▶ **Ziel der Aufgabe**
Gib sämtliche Zeilen der folgenden Datensätze als JSON-Liste von Strings aus, mit einem String pro Zeile. Leere Zeilen bleiben weg.

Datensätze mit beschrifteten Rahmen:
◆ ◆ ◆
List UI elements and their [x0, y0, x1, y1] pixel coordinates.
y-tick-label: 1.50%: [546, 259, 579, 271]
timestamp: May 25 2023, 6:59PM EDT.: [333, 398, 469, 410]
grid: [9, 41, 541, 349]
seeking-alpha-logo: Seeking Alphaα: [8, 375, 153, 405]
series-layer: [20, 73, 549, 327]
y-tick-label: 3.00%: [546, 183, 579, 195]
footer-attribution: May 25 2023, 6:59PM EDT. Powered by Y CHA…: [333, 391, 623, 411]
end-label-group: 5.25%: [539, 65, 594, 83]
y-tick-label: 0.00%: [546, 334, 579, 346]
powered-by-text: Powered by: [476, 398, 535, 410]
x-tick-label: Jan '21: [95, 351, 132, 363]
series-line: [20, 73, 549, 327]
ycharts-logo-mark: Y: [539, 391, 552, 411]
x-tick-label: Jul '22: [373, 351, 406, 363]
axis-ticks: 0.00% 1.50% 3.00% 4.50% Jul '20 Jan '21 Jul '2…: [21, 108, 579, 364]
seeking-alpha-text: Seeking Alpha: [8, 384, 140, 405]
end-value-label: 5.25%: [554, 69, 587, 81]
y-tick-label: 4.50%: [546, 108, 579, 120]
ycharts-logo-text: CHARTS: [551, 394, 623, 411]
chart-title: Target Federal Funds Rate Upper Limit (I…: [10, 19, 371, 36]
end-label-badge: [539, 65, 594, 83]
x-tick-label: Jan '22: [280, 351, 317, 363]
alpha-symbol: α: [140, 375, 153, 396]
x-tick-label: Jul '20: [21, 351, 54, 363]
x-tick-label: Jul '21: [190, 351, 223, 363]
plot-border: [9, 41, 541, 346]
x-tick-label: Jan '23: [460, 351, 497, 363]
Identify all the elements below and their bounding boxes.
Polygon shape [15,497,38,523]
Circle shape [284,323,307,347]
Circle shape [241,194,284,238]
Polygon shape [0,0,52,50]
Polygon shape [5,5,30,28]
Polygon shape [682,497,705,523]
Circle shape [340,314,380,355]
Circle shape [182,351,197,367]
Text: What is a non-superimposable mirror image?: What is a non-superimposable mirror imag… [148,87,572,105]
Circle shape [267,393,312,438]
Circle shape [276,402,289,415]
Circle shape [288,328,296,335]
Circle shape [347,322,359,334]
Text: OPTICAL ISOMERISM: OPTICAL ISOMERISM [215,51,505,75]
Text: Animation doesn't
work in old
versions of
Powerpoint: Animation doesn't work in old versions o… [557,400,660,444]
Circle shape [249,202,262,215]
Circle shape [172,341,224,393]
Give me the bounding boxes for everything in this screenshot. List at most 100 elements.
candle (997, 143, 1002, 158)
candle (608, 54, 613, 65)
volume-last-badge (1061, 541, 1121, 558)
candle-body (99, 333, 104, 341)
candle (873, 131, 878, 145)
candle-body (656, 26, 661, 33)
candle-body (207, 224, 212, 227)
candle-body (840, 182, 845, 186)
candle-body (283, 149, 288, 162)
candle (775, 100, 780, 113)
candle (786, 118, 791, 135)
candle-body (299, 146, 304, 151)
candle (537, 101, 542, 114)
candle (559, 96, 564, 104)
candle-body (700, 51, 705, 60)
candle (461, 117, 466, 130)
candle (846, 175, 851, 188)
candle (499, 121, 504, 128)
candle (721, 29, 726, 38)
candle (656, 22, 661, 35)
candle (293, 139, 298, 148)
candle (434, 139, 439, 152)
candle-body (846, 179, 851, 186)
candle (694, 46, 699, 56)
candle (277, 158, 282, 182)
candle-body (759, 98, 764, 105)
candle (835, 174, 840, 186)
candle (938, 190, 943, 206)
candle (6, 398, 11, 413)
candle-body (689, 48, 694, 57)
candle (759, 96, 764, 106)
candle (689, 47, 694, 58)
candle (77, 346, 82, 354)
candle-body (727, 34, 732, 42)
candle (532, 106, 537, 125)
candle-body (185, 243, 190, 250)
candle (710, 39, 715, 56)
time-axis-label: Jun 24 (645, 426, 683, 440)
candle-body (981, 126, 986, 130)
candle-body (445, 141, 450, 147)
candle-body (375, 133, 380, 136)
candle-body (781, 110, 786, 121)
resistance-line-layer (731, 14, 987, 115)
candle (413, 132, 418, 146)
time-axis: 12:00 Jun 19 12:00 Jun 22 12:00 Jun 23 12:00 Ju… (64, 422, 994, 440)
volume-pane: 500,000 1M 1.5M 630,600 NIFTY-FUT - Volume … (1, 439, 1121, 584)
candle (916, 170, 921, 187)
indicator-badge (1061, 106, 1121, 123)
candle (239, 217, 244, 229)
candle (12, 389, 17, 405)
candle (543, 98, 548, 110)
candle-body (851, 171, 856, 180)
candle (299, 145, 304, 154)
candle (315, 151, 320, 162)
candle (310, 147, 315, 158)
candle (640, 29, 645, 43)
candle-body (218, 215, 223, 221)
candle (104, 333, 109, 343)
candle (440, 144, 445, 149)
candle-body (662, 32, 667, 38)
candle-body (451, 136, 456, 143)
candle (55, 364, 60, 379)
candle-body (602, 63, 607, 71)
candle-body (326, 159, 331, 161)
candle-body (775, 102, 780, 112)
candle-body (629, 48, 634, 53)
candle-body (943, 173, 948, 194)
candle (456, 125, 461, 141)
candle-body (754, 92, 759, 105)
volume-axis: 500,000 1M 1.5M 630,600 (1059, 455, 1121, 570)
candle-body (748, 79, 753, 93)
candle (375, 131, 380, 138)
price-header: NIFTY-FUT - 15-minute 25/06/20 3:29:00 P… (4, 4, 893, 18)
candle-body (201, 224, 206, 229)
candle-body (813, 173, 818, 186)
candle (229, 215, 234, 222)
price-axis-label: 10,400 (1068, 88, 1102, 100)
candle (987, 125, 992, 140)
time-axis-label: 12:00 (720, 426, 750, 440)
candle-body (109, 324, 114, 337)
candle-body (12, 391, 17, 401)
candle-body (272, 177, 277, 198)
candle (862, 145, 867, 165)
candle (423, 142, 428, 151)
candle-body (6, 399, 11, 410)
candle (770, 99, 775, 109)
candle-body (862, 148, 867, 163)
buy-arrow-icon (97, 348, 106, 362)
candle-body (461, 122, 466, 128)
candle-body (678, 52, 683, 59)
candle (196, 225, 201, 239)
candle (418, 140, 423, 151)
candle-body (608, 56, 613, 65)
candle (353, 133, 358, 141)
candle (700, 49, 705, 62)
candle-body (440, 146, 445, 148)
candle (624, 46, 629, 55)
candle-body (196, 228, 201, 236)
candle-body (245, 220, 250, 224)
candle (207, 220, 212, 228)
◆ ◆ ◆
▶ **Lösung**
[
  "List UI elements and their [x0, y0, x1, y1] pixel coordinates.",
  "y-tick-label: 1.50%: [546, 259, 579, 271]",
  "timestamp: May 25 2023, 6:59PM EDT.: [333, 398, 469, 410]",
  "grid: [9, 41, 541, 349]",
  "seeking-alpha-logo: Seeking Alphaα: [8, 375, 153, 405]",
  "series-layer: [20, 73, 549, 327]",
  "y-tick-label: 3.00%: [546, 183, 579, 195]",
  "footer-attribution: May 25 2023, 6:59PM EDT. Powered by Y CHA…: [333, 391, 623, 411]",
  "end-label-group: 5.25%: [539, 65, 594, 83]",
  "y-tick-label: 0.00%: [546, 334, 579, 346]",
  "powered-by-text: Powered by: [476, 398, 535, 410]",
  "x-tick-label: Jan '21: [95, 351, 132, 363]",
  "series-line: [20, 73, 549, 327]",
  "ycharts-logo-mark: Y: [539, 391, 552, 411]",
  "x-tick-label: Jul '22: [373, 351, 406, 363]",
  "axis-ticks: 0.00% 1.50% 3.00% 4.50% Jul '20 Jan '21 Jul '2…: [21, 108, 579, 364]",
  "seeking-alpha-text: Seeking Alpha: [8, 384, 140, 405]",
  "end-value-label: 5.25%: [554, 69, 587, 81]",
  "y-tick-label: 4.50%: [546, 108, 579, 120]",
  "ycharts-logo-text: CHARTS: [551, 394, 623, 411]",
  "chart-title: Target Federal Funds Rate Upper Limit (I…: [10, 19, 371, 36]",
  "end-label-badge: [539, 65, 594, 83]",
  "x-tick-label: Jan '22: [280, 351, 317, 363]",
  "alpha-symbol: α: [140, 375, 153, 396]",
  "x-tick-label: Jul '20: [21, 351, 54, 363]",
  "x-tick-label: Jul '21: [190, 351, 223, 363]",
  "plot-border: [9, 41, 541, 346]",
  "x-tick-label: Jan '23: [460, 351, 497, 363]",
  "Identify all the elements below and their bounding boxes.",
  "Polygon shape [15,497,38,523]",
  "Circle shape [284,323,307,347]",
  "Circle shape [241,194,284,238]",
  "Polygon shape [0,0,52,50]",
  "Polygon shape [5,5,30,28]",
  "Polygon shape [682,497,705,523]",
  "Circle shape [340,314,380,355]",
  "Circle shape [182,351,197,367]",
  "Text: What is a non-superimposable mirror image?: What is a non-superimposable mirror imag… [148,87,572,105]",
  "Circle shape [267,393,312,438]",
  "Circle shape [276,402,289,415]",
  "Circle shape [288,328,296,335]",
  "Circle shape [347,322,359,334]",
  "Text: OPTICAL ISOMERISM: OPTICAL ISOMERISM [215,51,505,75]",
  "Text: Animation doesn't",
  "work in old",
  "versions of",
  "Powerpoint: Animation doesn't work in old versions o… [557,400,660,444]",
  "Circle shape [249,202,262,215]",
  "Circle shape [172,341,224,393]",
  "Give me the bounding boxes for everything in this screenshot. List at most 100 elements.",
  "candle (997, 143, 1002, 158)",
  "candle (608, 54, 613, 65)",
  "volume-last-badge (1061, 541, 1121, 558)",
  "candle-body (99, 333, 104, 341)",
  "candle (873, 131, 878, 145)",
  "candle-body (656, 26, 661, 33)",
  "candle-body (207, 224, 212, 227)",
  "candle-body (840, 182, 845, 186)",
  "candle-body (283, 149, 288, 162)",
  "candle (775, 100, 780, 113)",
  "candle (786, 118, 791, 135)",
  "candle-body (299, 146, 304, 151)",
  "candle (537, 101, 542, 114)",
  "candle (559, 96, 564, 104)",
  "candle-body (700, 51, 705, 60)",
  "candle (461, 117, 466, 130)",
  "candle (846, 175, 851, 188)",
  "candle (499, 121, 504, 128)",
  "candle (721, 29, 726, 38)",
  "candle (656, 22, 661, 35)",
  "candle (293, 139, 298, 148)",
  "candle (434, 139, 439, 152)",
  "candle-body (846, 179, 851, 186)",
  "candle (694, 46, 699, 56)",
  "candle (277, 158, 282, 182)",
  "candle-body (759, 98, 764, 105)",
  "candle (835, 174, 840, 186)",
  "candle (938, 190, 943, 206)",
  "candle (6, 398, 11, 413)",
  "candle-body (689, 48, 694, 57)",
  "candle (759, 96, 764, 106)",
  "candle (689, 47, 694, 58)",
  "candle (77, 346, 82, 354)",
  "candle-body (727, 34, 732, 42)",
  "candle (532, 106, 537, 125)",
  "candle-body (185, 243, 190, 250)",
  "candle (710, 39, 715, 56)",
  "time-axis-label: Jun 24 (645, 426, 683, 440)",
  "candle-body (981, 126, 986, 130)",
  "candle-body (445, 141, 450, 147)",
  "candle-body (375, 133, 380, 136)",
  "candle-body (781, 110, 786, 121)",
  "resistance-line-layer (731, 14, 987, 115)",
  "candle (413, 132, 418, 146)",
  "time-axis: 12:00 Jun 19 12:00 Jun 22 12:00 Jun 23 12:00 Ju… (64, 422, 994, 440)",
  "volume-pane: 500,000 1M 1.5M 630,600 NIFTY-FUT - Volume … (1, 439, 1121, 584)",
  "candle (916, 170, 921, 187)",
  "indicator-badge (1061, 106, 1121, 123)",
  "candle (239, 217, 244, 229)",
  "candle (12, 389, 17, 405)",
  "candle (543, 98, 548, 110)",
  "candle-body (851, 171, 856, 180)",
  "candle (299, 145, 304, 154)",
  "candle (315, 151, 320, 162)",
  "candle (310, 147, 315, 158)",
  "candle (640, 29, 645, 43)",
  "candle-body (218, 215, 223, 221)",
  "candle (104, 333, 109, 343)",
  "candle (440, 144, 445, 149)",
  "candle-body (662, 32, 667, 38)",
  "candle-body (451, 136, 456, 143)",
  "candle (55, 364, 60, 379)",
  "candle-body (602, 63, 607, 71)",
  "candle-body (326, 159, 331, 161)",
  "candle-body (775, 102, 780, 112)",
  "candle-body (629, 48, 634, 53)",
  "candle-body (943, 173, 948, 194)",
  "candle (456, 125, 461, 141)",
  "candle-body (754, 92, 759, 105)",
  "volume-axis: 500,000 1M 1.5M 630,600 (1059, 455, 1121, 570)",
  "candle-body (748, 79, 753, 93)",
  "candle (375, 131, 380, 138)",
  "price-header: NIFTY-FUT - 15-minute 25/06/20 3:29:00 P… (4, 4, 893, 18)",
  "candle-body (201, 224, 206, 229)",
  "candle-body (813, 173, 818, 186)",
  "candle (229, 215, 234, 222)",
  "price-axis-label: 10,400 (1068, 88, 1102, 100)",
  "candle (987, 125, 992, 140)",
  "time-axis-label: 12:00 (720, 426, 750, 440)",
  "candle-body (109, 324, 114, 337)",
  "candle-body (12, 391, 17, 401)",
  "candle-body (272, 177, 277, 198)",
  "candle (862, 145, 867, 165)",
  "candle (423, 142, 428, 151)",
  "candle-body (6, 399, 11, 410)",
  "candle (770, 99, 775, 109)",
  "candle-body (862, 148, 867, 163)",
  "buy-arrow-icon (97, 348, 106, 362)",
  "candle-body (461, 122, 466, 128)",
  "candle-body (678, 52, 683, 59)",
  "candle (196, 225, 201, 239)",
  "candle (418, 140, 423, 151)",
  "candle-body (608, 56, 613, 65)",
  "candle (353, 133, 358, 141)",
  "candle (700, 49, 705, 62)",
  "candle-body (440, 146, 445, 148)",
  "candle (624, 46, 629, 55)",
  "candle-body (196, 228, 201, 236)",
  "candle-body (245, 220, 250, 224)",
  "candle (207, 220, 212, 228)"
]